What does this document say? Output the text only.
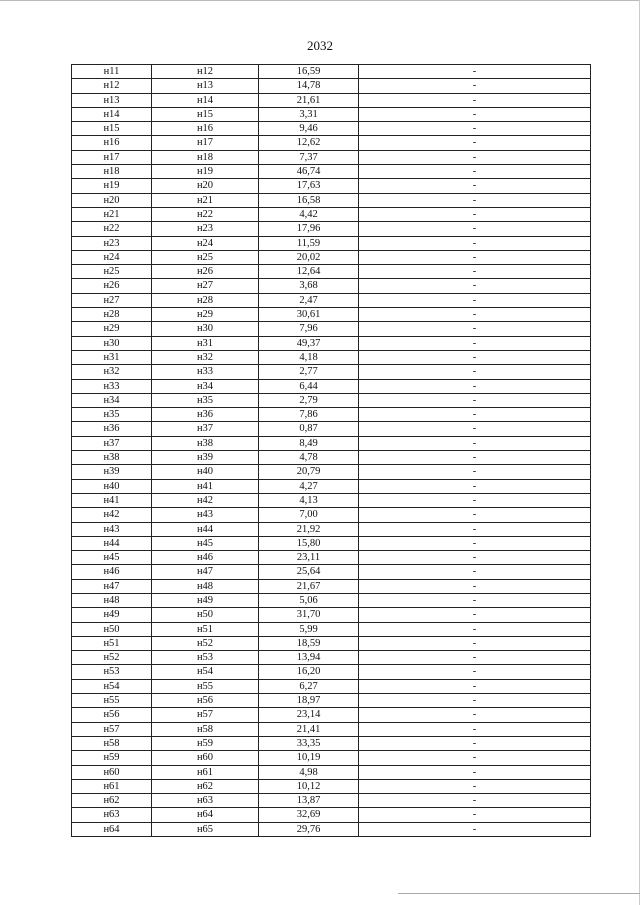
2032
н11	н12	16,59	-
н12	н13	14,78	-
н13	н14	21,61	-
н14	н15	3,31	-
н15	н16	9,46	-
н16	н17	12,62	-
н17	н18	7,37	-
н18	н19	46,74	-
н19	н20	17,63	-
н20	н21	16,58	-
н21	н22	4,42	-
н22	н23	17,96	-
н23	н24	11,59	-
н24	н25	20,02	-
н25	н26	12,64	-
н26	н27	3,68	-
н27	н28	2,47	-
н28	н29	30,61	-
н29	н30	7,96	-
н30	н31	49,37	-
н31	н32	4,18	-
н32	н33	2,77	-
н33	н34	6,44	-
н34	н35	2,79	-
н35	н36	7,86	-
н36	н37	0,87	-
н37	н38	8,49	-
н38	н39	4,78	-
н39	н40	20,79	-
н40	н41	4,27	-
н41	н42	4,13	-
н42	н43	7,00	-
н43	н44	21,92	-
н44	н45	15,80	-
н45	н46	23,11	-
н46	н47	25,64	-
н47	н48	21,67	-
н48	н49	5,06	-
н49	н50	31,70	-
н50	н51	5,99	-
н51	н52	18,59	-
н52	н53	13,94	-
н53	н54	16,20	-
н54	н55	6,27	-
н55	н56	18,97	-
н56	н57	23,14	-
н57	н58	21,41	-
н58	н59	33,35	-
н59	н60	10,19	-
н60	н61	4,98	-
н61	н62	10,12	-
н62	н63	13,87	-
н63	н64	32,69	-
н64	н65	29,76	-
+ + + + + + +
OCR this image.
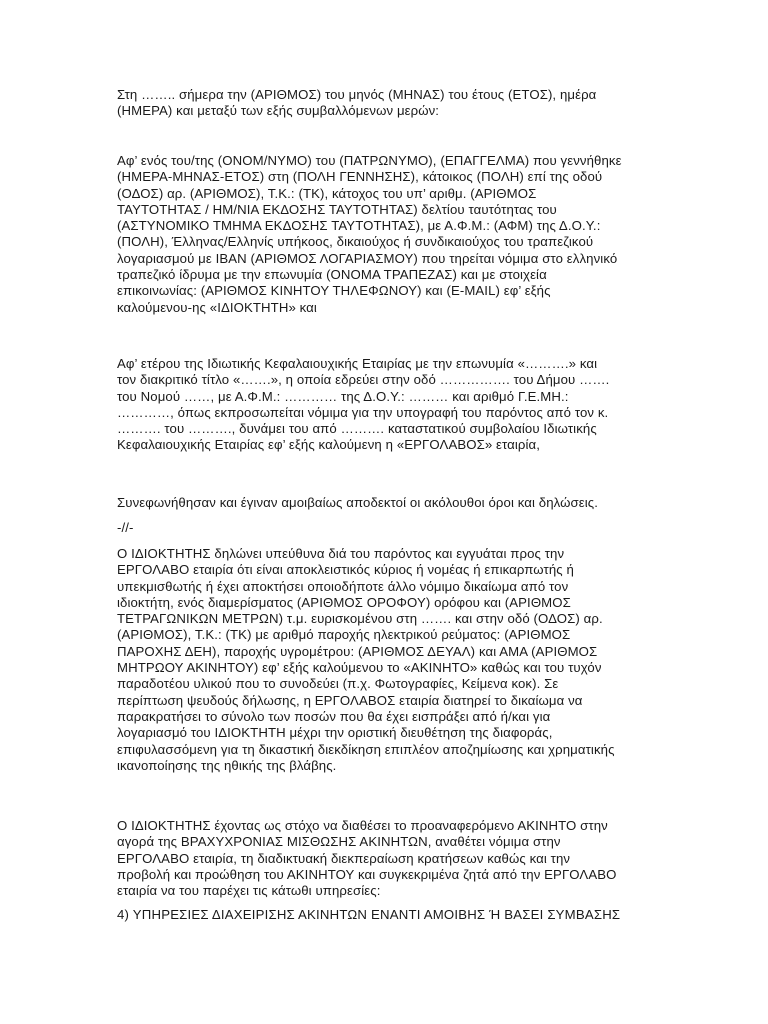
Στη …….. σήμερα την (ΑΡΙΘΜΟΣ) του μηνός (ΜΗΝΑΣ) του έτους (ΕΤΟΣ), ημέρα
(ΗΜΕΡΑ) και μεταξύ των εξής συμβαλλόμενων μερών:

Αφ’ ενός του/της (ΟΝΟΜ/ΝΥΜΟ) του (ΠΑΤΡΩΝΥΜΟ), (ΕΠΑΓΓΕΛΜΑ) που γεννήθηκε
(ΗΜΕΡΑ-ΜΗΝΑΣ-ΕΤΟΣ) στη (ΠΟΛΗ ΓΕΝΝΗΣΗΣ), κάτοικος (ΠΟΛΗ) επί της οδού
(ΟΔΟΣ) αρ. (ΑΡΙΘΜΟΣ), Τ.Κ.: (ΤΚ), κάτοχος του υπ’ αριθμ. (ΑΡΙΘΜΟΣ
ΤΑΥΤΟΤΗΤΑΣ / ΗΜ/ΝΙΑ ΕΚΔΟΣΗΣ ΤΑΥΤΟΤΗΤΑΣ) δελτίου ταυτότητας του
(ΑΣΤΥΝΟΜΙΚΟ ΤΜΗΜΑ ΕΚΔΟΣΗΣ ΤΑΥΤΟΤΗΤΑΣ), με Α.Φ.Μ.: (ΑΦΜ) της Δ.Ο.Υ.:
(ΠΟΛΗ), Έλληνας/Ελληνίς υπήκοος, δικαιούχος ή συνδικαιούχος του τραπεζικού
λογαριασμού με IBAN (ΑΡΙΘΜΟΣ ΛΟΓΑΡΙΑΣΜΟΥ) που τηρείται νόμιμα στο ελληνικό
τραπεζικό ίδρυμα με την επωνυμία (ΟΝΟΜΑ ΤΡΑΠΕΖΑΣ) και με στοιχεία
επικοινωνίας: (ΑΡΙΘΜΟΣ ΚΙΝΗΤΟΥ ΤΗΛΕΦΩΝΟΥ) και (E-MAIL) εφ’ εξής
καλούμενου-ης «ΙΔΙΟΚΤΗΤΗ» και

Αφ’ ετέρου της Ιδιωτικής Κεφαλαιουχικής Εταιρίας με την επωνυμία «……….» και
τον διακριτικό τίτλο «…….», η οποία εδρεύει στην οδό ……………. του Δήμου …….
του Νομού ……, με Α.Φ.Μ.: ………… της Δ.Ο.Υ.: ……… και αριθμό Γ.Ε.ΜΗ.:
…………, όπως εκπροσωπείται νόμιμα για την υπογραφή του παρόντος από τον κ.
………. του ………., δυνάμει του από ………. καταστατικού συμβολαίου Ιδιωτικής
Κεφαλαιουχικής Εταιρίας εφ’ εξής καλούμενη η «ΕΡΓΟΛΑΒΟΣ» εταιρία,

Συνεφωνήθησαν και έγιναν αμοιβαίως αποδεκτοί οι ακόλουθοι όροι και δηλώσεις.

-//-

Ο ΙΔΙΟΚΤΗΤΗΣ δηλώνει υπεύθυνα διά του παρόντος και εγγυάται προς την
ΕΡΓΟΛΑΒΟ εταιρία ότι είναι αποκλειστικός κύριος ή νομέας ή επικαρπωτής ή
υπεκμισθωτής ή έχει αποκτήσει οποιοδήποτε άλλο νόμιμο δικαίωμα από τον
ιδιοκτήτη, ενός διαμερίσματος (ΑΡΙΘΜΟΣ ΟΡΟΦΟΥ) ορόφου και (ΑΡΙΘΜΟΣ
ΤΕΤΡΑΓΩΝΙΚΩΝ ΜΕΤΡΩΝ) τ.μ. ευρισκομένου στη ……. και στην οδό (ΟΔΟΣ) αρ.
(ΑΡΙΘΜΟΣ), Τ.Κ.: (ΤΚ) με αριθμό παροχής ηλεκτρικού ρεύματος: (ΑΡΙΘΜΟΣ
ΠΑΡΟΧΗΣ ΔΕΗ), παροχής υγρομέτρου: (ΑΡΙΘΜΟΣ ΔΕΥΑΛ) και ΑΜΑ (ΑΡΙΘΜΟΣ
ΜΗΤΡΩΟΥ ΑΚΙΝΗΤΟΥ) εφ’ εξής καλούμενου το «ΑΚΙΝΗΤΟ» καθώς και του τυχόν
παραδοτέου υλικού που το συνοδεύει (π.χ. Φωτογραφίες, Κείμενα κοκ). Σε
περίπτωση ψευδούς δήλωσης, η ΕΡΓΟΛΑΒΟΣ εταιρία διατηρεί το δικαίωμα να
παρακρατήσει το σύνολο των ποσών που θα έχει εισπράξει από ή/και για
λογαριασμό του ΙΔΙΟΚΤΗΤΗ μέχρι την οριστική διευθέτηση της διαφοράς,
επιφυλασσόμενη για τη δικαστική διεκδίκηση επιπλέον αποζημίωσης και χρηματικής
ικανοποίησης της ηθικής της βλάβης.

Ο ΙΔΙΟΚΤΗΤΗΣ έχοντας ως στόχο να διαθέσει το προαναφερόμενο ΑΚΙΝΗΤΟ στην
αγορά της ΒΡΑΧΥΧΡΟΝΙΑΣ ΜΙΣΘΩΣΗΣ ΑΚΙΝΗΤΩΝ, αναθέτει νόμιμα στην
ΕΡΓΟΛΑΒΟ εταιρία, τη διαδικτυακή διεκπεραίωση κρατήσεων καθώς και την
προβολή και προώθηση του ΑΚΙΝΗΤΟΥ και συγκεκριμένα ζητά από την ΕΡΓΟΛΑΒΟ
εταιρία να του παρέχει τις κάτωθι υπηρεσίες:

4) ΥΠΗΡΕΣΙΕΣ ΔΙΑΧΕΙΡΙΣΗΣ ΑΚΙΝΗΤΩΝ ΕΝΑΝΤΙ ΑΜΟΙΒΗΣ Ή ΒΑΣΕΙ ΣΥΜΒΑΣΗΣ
+ + + + + + +
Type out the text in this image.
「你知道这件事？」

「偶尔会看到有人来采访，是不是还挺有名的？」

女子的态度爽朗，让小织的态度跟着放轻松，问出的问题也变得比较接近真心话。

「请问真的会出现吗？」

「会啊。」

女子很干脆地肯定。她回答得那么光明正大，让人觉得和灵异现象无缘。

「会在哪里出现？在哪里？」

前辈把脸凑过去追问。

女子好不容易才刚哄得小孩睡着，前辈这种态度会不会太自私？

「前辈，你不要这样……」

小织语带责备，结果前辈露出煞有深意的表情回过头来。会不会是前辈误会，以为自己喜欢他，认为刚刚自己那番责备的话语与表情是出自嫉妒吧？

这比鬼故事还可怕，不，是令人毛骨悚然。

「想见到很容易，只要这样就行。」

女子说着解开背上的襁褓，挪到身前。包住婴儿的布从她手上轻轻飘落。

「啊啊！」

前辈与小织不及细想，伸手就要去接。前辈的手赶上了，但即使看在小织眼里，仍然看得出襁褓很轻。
+ + + + + + +
- [EXERCISE DIRECTIONS]
Copy out each line in the preceding records that contains "παροχής".

- [EXERCISE RESULT]
(ΑΡΙΘΜΟΣ), Τ.Κ.: (ΤΚ) με αριθμό παροχής ηλεκτρικού ρεύματος: (ΑΡΙΘΜΟΣ
ΠΑΡΟΧΗΣ ΔΕΗ), παροχής υγρομέτρου: (ΑΡΙΘΜΟΣ ΔΕΥΑΛ) και ΑΜΑ (ΑΡΙΘΜΟΣ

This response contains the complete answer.